*Task brief*. Give the data below again, word for word.

*Given entries*.
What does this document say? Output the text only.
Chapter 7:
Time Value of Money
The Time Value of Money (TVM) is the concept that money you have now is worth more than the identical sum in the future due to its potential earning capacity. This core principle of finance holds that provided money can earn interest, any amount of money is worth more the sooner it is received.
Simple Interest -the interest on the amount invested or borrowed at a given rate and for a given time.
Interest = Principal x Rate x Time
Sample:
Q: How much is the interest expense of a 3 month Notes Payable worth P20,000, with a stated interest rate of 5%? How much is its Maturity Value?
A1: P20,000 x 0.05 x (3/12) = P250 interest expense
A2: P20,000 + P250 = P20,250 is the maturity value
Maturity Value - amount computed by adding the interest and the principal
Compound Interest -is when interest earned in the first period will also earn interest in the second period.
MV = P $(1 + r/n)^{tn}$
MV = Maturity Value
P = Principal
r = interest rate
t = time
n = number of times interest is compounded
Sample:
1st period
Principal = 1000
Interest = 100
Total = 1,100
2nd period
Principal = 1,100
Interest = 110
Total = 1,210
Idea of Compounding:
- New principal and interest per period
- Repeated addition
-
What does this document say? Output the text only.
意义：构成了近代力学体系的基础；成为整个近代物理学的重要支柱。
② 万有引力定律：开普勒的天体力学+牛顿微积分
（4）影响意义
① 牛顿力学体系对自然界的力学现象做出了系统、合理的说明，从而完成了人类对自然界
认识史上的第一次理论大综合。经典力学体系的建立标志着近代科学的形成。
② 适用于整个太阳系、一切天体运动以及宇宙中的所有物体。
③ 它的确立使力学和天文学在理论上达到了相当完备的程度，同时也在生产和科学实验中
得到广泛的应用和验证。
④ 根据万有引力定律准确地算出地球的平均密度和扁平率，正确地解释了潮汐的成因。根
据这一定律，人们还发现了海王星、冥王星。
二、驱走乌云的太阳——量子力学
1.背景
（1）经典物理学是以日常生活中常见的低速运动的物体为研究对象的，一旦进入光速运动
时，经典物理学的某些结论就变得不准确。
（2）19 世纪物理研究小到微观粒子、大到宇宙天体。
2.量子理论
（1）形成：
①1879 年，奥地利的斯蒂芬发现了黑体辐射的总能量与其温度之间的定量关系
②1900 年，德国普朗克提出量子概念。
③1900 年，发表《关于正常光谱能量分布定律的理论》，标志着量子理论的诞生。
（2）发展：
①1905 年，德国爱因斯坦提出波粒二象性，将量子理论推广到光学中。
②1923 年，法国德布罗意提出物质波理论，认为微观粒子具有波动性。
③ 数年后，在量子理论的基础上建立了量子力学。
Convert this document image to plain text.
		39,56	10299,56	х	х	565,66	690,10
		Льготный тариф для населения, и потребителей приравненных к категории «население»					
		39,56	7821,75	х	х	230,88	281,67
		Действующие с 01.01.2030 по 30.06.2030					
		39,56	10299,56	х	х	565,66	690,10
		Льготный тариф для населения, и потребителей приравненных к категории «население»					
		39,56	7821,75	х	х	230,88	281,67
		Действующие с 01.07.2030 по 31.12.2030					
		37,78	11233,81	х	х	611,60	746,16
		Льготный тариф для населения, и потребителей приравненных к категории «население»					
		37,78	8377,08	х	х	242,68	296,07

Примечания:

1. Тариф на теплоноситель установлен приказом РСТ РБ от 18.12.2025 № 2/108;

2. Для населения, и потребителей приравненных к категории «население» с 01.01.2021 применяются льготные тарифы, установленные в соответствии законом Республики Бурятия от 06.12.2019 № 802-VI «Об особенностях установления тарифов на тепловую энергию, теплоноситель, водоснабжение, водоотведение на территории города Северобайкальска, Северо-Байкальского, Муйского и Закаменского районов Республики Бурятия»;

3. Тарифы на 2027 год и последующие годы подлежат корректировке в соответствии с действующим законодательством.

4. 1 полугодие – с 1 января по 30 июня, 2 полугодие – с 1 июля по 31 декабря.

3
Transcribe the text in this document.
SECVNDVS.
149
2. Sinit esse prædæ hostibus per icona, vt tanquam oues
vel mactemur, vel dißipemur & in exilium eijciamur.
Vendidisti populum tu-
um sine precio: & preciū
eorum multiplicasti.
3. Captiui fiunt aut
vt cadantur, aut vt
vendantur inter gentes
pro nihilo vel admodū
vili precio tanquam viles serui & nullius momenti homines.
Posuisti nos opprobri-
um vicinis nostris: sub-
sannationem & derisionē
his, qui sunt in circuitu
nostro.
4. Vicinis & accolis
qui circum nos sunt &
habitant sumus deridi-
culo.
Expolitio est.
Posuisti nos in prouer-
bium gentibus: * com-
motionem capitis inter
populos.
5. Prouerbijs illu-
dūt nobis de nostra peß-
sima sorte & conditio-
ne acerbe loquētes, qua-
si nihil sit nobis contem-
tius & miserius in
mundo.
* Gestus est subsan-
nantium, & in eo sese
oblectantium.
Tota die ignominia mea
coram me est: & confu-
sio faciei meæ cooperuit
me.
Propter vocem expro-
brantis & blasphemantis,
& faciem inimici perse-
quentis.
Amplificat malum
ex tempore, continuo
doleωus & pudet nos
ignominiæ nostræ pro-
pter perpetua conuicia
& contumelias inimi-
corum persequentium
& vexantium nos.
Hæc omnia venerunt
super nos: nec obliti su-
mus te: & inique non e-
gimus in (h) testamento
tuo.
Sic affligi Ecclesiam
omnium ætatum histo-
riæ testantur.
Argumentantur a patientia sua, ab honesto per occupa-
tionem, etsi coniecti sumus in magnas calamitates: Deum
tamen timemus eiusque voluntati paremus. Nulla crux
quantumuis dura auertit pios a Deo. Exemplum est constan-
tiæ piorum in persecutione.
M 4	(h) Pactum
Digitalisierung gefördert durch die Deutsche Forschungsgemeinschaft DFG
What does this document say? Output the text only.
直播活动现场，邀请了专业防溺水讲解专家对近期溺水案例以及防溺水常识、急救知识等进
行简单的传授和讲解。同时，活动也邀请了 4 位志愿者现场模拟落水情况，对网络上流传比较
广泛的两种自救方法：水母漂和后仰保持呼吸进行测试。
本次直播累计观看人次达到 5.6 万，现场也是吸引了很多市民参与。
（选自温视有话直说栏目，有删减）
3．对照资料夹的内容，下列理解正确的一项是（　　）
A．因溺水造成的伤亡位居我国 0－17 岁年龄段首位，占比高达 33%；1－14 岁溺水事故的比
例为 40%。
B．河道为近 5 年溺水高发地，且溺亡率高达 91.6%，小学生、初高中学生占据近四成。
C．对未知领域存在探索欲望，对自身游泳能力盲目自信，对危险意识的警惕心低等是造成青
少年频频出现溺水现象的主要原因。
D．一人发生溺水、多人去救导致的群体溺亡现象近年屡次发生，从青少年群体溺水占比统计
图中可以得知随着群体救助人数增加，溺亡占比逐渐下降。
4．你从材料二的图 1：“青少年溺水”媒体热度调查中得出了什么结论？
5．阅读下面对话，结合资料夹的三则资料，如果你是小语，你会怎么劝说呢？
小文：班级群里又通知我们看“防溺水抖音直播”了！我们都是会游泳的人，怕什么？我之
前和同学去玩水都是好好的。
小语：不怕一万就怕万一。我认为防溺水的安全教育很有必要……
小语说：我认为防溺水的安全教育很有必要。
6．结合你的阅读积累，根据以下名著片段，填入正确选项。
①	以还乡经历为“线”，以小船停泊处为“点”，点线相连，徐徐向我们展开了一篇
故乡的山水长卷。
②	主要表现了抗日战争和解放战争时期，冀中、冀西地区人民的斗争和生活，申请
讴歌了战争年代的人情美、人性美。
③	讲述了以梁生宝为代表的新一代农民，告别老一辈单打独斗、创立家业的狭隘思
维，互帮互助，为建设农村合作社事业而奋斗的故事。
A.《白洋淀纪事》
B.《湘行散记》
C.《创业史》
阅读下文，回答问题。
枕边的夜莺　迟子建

*Answer*.
What does this document say? Output the text only.
Chapter 7:
Time Value of Money
The Time Value of Money (TVM) is the concept that money you have now is worth more than the identical sum in the future due to its potential earning capacity. This core principle of finance holds that provided money can earn interest, any amount of money is worth more the sooner it is received.
Simple Interest -the interest on the amount invested or borrowed at a given rate and for a given time.
Interest = Principal x Rate x Time
Sample:
Q: How much is the interest expense of a 3 month Notes Payable worth P20,000, with a stated interest rate of 5%? How much is its Maturity Value?
A1: P20,000 x 0.05 x (3/12) = P250 interest expense
A2: P20,000 + P250 = P20,250 is the maturity value
Maturity Value - amount computed by adding the interest and the principal
Compound Interest -is when interest earned in the first period will also earn interest in the second period.
MV = P $(1 + r/n)^{tn}$
MV = Maturity Value
P = Principal
r = interest rate
t = time
n = number of times interest is compounded
Sample:
1st period
Principal = 1000
Interest = 100
Total = 1,100
2nd period
Principal = 1,100
Interest = 110
Total = 1,210
Idea of Compounding:
- New principal and interest per period
- Repeated addition
-
What does this document say? Output the text only.
意义：构成了近代力学体系的基础；成为整个近代物理学的重要支柱。
② 万有引力定律：开普勒的天体力学+牛顿微积分
（4）影响意义
① 牛顿力学体系对自然界的力学现象做出了系统、合理的说明，从而完成了人类对自然界
认识史上的第一次理论大综合。经典力学体系的建立标志着近代科学的形成。
② 适用于整个太阳系、一切天体运动以及宇宙中的所有物体。
③ 它的确立使力学和天文学在理论上达到了相当完备的程度，同时也在生产和科学实验中
得到广泛的应用和验证。
④ 根据万有引力定律准确地算出地球的平均密度和扁平率，正确地解释了潮汐的成因。根
据这一定律，人们还发现了海王星、冥王星。
二、驱走乌云的太阳——量子力学
1.背景
（1）经典物理学是以日常生活中常见的低速运动的物体为研究对象的，一旦进入光速运动
时，经典物理学的某些结论就变得不准确。
（2）19 世纪物理研究小到微观粒子、大到宇宙天体。
2.量子理论
（1）形成：
①1879 年，奥地利的斯蒂芬发现了黑体辐射的总能量与其温度之间的定量关系
②1900 年，德国普朗克提出量子概念。
③1900 年，发表《关于正常光谱能量分布定律的理论》，标志着量子理论的诞生。
（2）发展：
①1905 年，德国爱因斯坦提出波粒二象性，将量子理论推广到光学中。
②1923 年，法国德布罗意提出物质波理论，认为微观粒子具有波动性。
③ 数年后，在量子理论的基础上建立了量子力学。
Convert this document image to plain text.
		39,56	10299,56	х	х	565,66	690,10
		Льготный тариф для населения, и потребителей приравненных к категории «население»					
		39,56	7821,75	х	х	230,88	281,67
		Действующие с 01.01.2030 по 30.06.2030					
		39,56	10299,56	х	х	565,66	690,10
		Льготный тариф для населения, и потребителей приравненных к категории «население»					
		39,56	7821,75	х	х	230,88	281,67
		Действующие с 01.07.2030 по 31.12.2030					
		37,78	11233,81	х	х	611,60	746,16
		Льготный тариф для населения, и потребителей приравненных к категории «население»					
		37,78	8377,08	х	х	242,68	296,07

Примечания:

1. Тариф на теплоноситель установлен приказом РСТ РБ от 18.12.2025 № 2/108;

2. Для населения, и потребителей приравненных к категории «население» с 01.01.2021 применяются льготные тарифы, установленные в соответствии законом Республики Бурятия от 06.12.2019 № 802-VI «Об особенностях установления тарифов на тепловую энергию, теплоноситель, водоснабжение, водоотведение на территории города Северобайкальска, Северо-Байкальского, Муйского и Закаменского районов Республики Бурятия»;

3. Тарифы на 2027 год и последующие годы подлежат корректировке в соответствии с действующим законодательством.

4. 1 полугодие – с 1 января по 30 июня, 2 полугодие – с 1 июля по 31 декабря.

3
Transcribe the text in this document.
SECVNDVS.
149
2. Sinit esse prædæ hostibus per icona, vt tanquam oues
vel mactemur, vel dißipemur & in exilium eijciamur.
Vendidisti populum tu-
um sine precio: & preciū
eorum multiplicasti.
3. Captiui fiunt aut
vt cadantur, aut vt
vendantur inter gentes
pro nihilo vel admodū
vili precio tanquam viles serui & nullius momenti homines.
Posuisti nos opprobri-
um vicinis nostris: sub-
sannationem & derisionē
his, qui sunt in circuitu
nostro.
4. Vicinis & accolis
qui circum nos sunt &
habitant sumus deridi-
culo.
Expolitio est.
Posuisti nos in prouer-
bium gentibus: * com-
motionem capitis inter
populos.
5. Prouerbijs illu-
dūt nobis de nostra peß-
sima sorte & conditio-
ne acerbe loquētes, qua-
si nihil sit nobis contem-
tius & miserius in
mundo.
* Gestus est subsan-
nantium, & in eo sese
oblectantium.
Tota die ignominia mea
coram me est: & confu-
sio faciei meæ cooperuit
me.
Propter vocem expro-
brantis & blasphemantis,
& faciem inimici perse-
quentis.
Amplificat malum
ex tempore, continuo
doleωus & pudet nos
ignominiæ nostræ pro-
pter perpetua conuicia
& contumelias inimi-
corum persequentium
& vexantium nos.
Hæc omnia venerunt
super nos: nec obliti su-
mus te: & inique non e-
gimus in (h) testamento
tuo.
Sic affligi Ecclesiam
omnium ætatum histo-
riæ testantur.
Argumentantur a patientia sua, ab honesto per occupa-
tionem, etsi coniecti sumus in magnas calamitates: Deum
tamen timemus eiusque voluntati paremus. Nulla crux
quantumuis dura auertit pios a Deo. Exemplum est constan-
tiæ piorum in persecutione.
M 4	(h) Pactum
Digitalisierung gefördert durch die Deutsche Forschungsgemeinschaft DFG
What does this document say? Output the text only.
直播活动现场，邀请了专业防溺水讲解专家对近期溺水案例以及防溺水常识、急救知识等进
行简单的传授和讲解。同时，活动也邀请了 4 位志愿者现场模拟落水情况，对网络上流传比较
广泛的两种自救方法：水母漂和后仰保持呼吸进行测试。
本次直播累计观看人次达到 5.6 万，现场也是吸引了很多市民参与。
（选自温视有话直说栏目，有删减）
3．对照资料夹的内容，下列理解正确的一项是（　　）
A．因溺水造成的伤亡位居我国 0－17 岁年龄段首位，占比高达 33%；1－14 岁溺水事故的比
例为 40%。
B．河道为近 5 年溺水高发地，且溺亡率高达 91.6%，小学生、初高中学生占据近四成。
C．对未知领域存在探索欲望，对自身游泳能力盲目自信，对危险意识的警惕心低等是造成青
少年频频出现溺水现象的主要原因。
D．一人发生溺水、多人去救导致的群体溺亡现象近年屡次发生，从青少年群体溺水占比统计
图中可以得知随着群体救助人数增加，溺亡占比逐渐下降。
4．你从材料二的图 1：“青少年溺水”媒体热度调查中得出了什么结论？
5．阅读下面对话，结合资料夹的三则资料，如果你是小语，你会怎么劝说呢？
小文：班级群里又通知我们看“防溺水抖音直播”了！我们都是会游泳的人，怕什么？我之
前和同学去玩水都是好好的。
小语：不怕一万就怕万一。我认为防溺水的安全教育很有必要……
小语说：我认为防溺水的安全教育很有必要。
6．结合你的阅读积累，根据以下名著片段，填入正确选项。
①	以还乡经历为“线”，以小船停泊处为“点”，点线相连，徐徐向我们展开了一篇
故乡的山水长卷。
②	主要表现了抗日战争和解放战争时期，冀中、冀西地区人民的斗争和生活，申请
讴歌了战争年代的人情美、人性美。
③	讲述了以梁生宝为代表的新一代农民，告别老一辈单打独斗、创立家业的狭隘思
维，互帮互助，为建设农村合作社事业而奋斗的故事。
A.《白洋淀纪事》
B.《湘行散记》
C.《创业史》
阅读下文，回答问题。
枕边的夜莺　迟子建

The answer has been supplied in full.